[What the exercise asks] Every line that includes the word "color" is to be listed.

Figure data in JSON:
..........

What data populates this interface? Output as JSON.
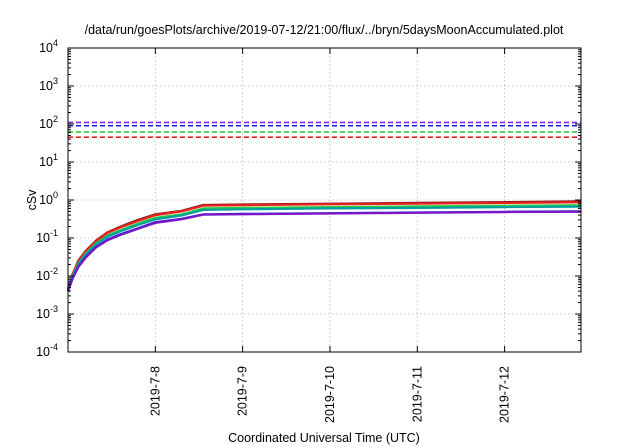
{
  "chart_data": {
    "type": "line",
    "title": "/data/run/goesPlots/archive/2019-07-12/21:00/flux/../bryn/5daysMoonAccumulated.plot",
    "xlabel": "Coordinated Universal Time (UTC)",
    "ylabel": "cSv",
    "y_scale": "log",
    "ylim": [
      0.0001,
      10000
    ],
    "xlim": [
      0.0,
      5.875
    ],
    "x_unit_note": "days from 2019-07-07 00:00 UTC",
    "grid": true,
    "y_ticks": [
      {
        "value": 0.0001,
        "base": "10",
        "exp": "-4"
      },
      {
        "value": 0.001,
        "base": "10",
        "exp": "-3"
      },
      {
        "value": 0.01,
        "base": "10",
        "exp": "-2"
      },
      {
        "value": 0.1,
        "base": "10",
        "exp": "-1"
      },
      {
        "value": 1,
        "base": "10",
        "exp": "0"
      },
      {
        "value": 10,
        "base": "10",
        "exp": "1"
      },
      {
        "value": 100,
        "base": "10",
        "exp": "2"
      },
      {
        "value": 1000,
        "base": "10",
        "exp": "3"
      },
      {
        "value": 10000,
        "base": "10",
        "exp": "4"
      }
    ],
    "x_ticks": [
      {
        "value": 1,
        "label": "2019-7-8"
      },
      {
        "value": 2,
        "label": "2019-7-9"
      },
      {
        "value": 3,
        "label": "2019-7-10"
      },
      {
        "value": 4,
        "label": "2019-7-11"
      },
      {
        "value": 5,
        "label": "2019-7-12"
      }
    ],
    "thresholds": [
      {
        "value": 110,
        "color": "#8b2be2"
      },
      {
        "value": 90,
        "color": "#1f1fd6"
      },
      {
        "value": 62,
        "color": "#2ecc40"
      },
      {
        "value": 45,
        "color": "#e8231f"
      }
    ],
    "series": [
      {
        "color": "#8b1a1a",
        "x": [
          0.0,
          0.05,
          0.12,
          0.2,
          0.32,
          0.45,
          0.6,
          0.8,
          1.0,
          1.3,
          1.55,
          2.0,
          3.0,
          4.0,
          5.0,
          5.875
        ],
        "y": [
          0.0045,
          0.011,
          0.026,
          0.045,
          0.085,
          0.14,
          0.2,
          0.3,
          0.42,
          0.52,
          0.74,
          0.76,
          0.8,
          0.84,
          0.88,
          0.92
        ]
      },
      {
        "color": "#e8231f",
        "x": [
          0.0,
          0.05,
          0.12,
          0.2,
          0.32,
          0.45,
          0.6,
          0.8,
          1.0,
          1.3,
          1.55,
          2.0,
          3.0,
          4.0,
          5.0,
          5.875
        ],
        "y": [
          0.0045,
          0.011,
          0.025,
          0.043,
          0.082,
          0.135,
          0.19,
          0.28,
          0.4,
          0.5,
          0.71,
          0.73,
          0.77,
          0.8,
          0.84,
          0.87
        ]
      },
      {
        "color": "#2ecc40",
        "x": [
          0.0,
          0.05,
          0.12,
          0.2,
          0.32,
          0.45,
          0.6,
          0.8,
          1.0,
          1.3,
          1.55,
          2.0,
          3.0,
          4.0,
          5.0,
          5.875
        ],
        "y": [
          0.0042,
          0.01,
          0.022,
          0.038,
          0.072,
          0.115,
          0.16,
          0.24,
          0.34,
          0.42,
          0.6,
          0.62,
          0.65,
          0.68,
          0.71,
          0.73
        ]
      },
      {
        "color": "#00a0a0",
        "x": [
          0.0,
          0.05,
          0.12,
          0.2,
          0.32,
          0.45,
          0.6,
          0.8,
          1.0,
          1.3,
          1.55,
          2.0,
          3.0,
          4.0,
          5.0,
          5.875
        ],
        "y": [
          0.0042,
          0.0095,
          0.021,
          0.036,
          0.068,
          0.108,
          0.15,
          0.22,
          0.31,
          0.39,
          0.55,
          0.57,
          0.6,
          0.62,
          0.65,
          0.67
        ]
      },
      {
        "color": "#1f1fd6",
        "x": [
          0.0,
          0.05,
          0.12,
          0.2,
          0.32,
          0.45,
          0.6,
          0.8,
          1.0,
          1.3,
          1.55,
          2.0,
          3.0,
          4.0,
          5.0,
          5.875
        ],
        "y": [
          0.004,
          0.0085,
          0.018,
          0.031,
          0.058,
          0.09,
          0.125,
          0.18,
          0.26,
          0.32,
          0.42,
          0.43,
          0.45,
          0.47,
          0.49,
          0.5
        ]
      },
      {
        "color": "#7a18c7",
        "x": [
          0.0,
          0.05,
          0.12,
          0.2,
          0.32,
          0.45,
          0.6,
          0.8,
          1.0,
          1.3,
          1.55,
          2.0,
          3.0,
          4.0,
          5.0,
          5.875
        ],
        "y": [
          0.0039,
          0.0083,
          0.0175,
          0.03,
          0.056,
          0.087,
          0.12,
          0.175,
          0.25,
          0.31,
          0.41,
          0.42,
          0.44,
          0.46,
          0.48,
          0.49
        ]
      }
    ]
  }
}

..........

[The solution]
        "color": "#8b2be2"
        "color": "#1f1fd6"
        "color": "#2ecc40"
        "color": "#e8231f"
        "color": "#8b1a1a",
        "color": "#e8231f",
        "color": "#2ecc40",
        "color": "#00a0a0",
        "color": "#1f1fd6",
        "color": "#7a18c7",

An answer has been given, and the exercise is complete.